== Task goal ==
Only a number is wanted here: the number of lines of the data that include "和谐的气氛中".

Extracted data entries
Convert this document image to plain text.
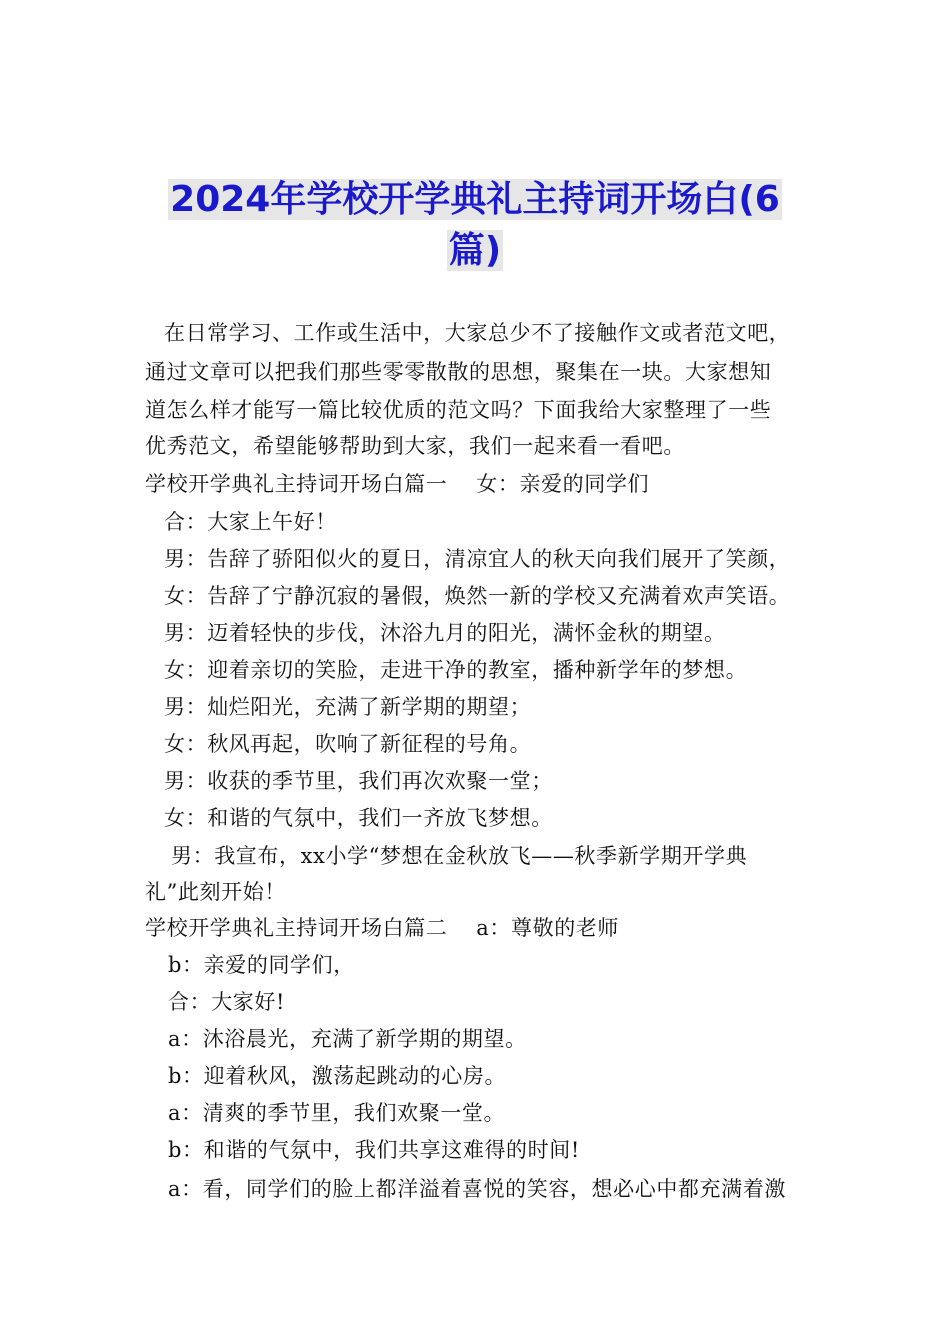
2024年学校开学典礼主持词开场白(6
篇)
在日常学习、工作或生活中，大家总少不了接触作文或者范文吧，
通过文章可以把我们那些零零散散的思想，聚集在一块。大家想知
道怎么样才能写一篇比较优质的范文吗？下面我给大家整理了一些
优秀范文，希望能够帮助到大家，我们一起来看一看吧。
学校开学典礼主持词开场白篇一　 女：亲爱的同学们
合：大家上午好！
男：告辞了骄阳似火的夏日，清凉宜人的秋天向我们展开了笑颜，
女：告辞了宁静沉寂的暑假，焕然一新的学校又充满着欢声笑语。
男：迈着轻快的步伐，沐浴九月的阳光，满怀金秋的期望。
女：迎着亲切的笑脸，走进干净的教室，播种新学年的梦想。
男：灿烂阳光，充满了新学期的期望；
女：秋风再起，吹响了新征程的号角。
男：收获的季节里，我们再次欢聚一堂；
女：和谐的气氛中，我们一齐放飞梦想。
男：我宣布，xx小学“梦想在金秋放飞——秋季新学期开学典
礼”此刻开始！
学校开学典礼主持词开场白篇二　 a：尊敬的老师
b：亲爱的同学们，
合：大家好!
a：沐浴晨光，充满了新学期的期望。
b：迎着秋风，激荡起跳动的心房。
a：清爽的季节里，我们欢聚一堂。
b：和谐的气氛中，我们共享这难得的时间!
a：看，同学们的脸上都洋溢着喜悦的笑容，想必心中都充满着激
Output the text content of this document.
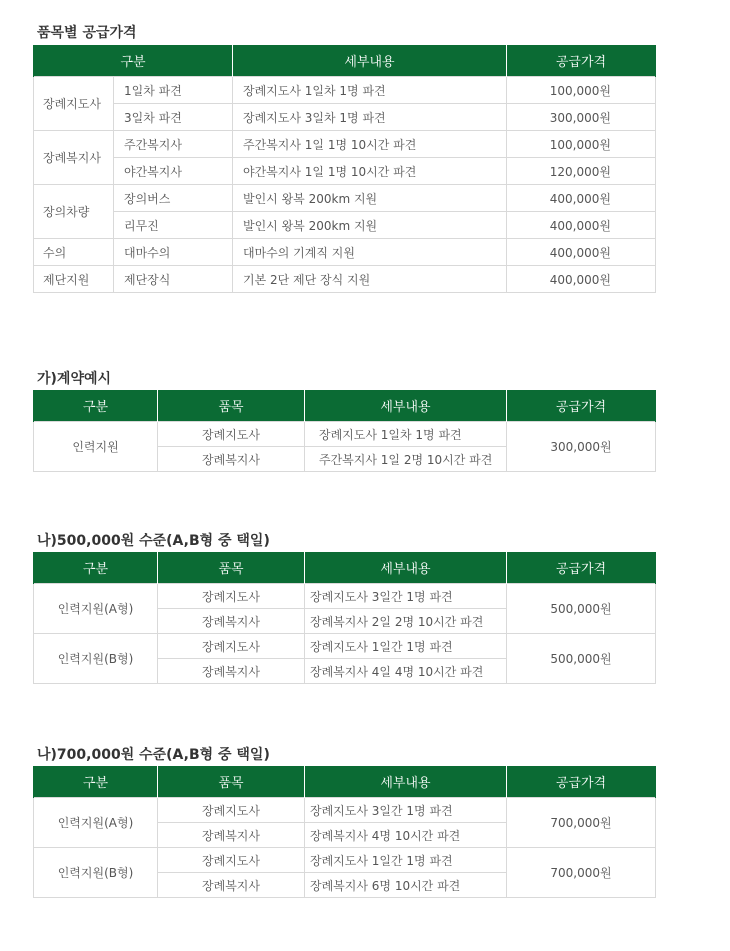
품목별 공급가격
구분		세부내용	공급가격
장례지도사	1일차 파견	장례지도사 1일차 1명 파견	100,000원
	3일차 파견	장례지도사 3일차 1명 파견	300,000원
장례복지사	주간복지사	주간복지사 1일 1명 10시간 파견	100,000원
	야간복지사	야간복지사 1일 1명 10시간 파견	120,000원
장의차량	장의버스	발인시 왕복 200km 지원	400,000원
	리무진	발인시 왕복 200km 지원	400,000원
수의	대마수의	대마수의 기계직 지원	400,000원
제단지원	제단장식	기본 2단 제단 장식 지원	400,000원
가)계약예시
구분	품목	세부내용	공급가격
인력지원	장례지도사	장례지도사 1일차 1명 파견	300,000원
	장례복지사	주간복지사 1일 2명 10시간 파견	
나)500,000원 수준(A,B형 중 택일)
구분	품목	세부내용	공급가격
인력지원(A형)	장례지도사	장례지도사 3일간 1명 파견	500,000원
	장례복지사	장례복지사 2일 2명 10시간 파견	
인력지원(B형)	장례지도사	장례지도사 1일간 1명 파견	500,000원
	장례복지사	장례복지사 4일 4명 10시간 파견	
나)700,000원 수준(A,B형 중 택일)
구분	품목	세부내용	공급가격
인력지원(A형)	장례지도사	장례지도사 3일간 1명 파견	700,000원
	장례복지사	장례복지사 4명 10시간 파견	
인력지원(B형)	장례지도사	장례지도사 1일간 1명 파견	700,000원
	장례복지사	장례복지사 6명 10시간 파견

== Task result ==
2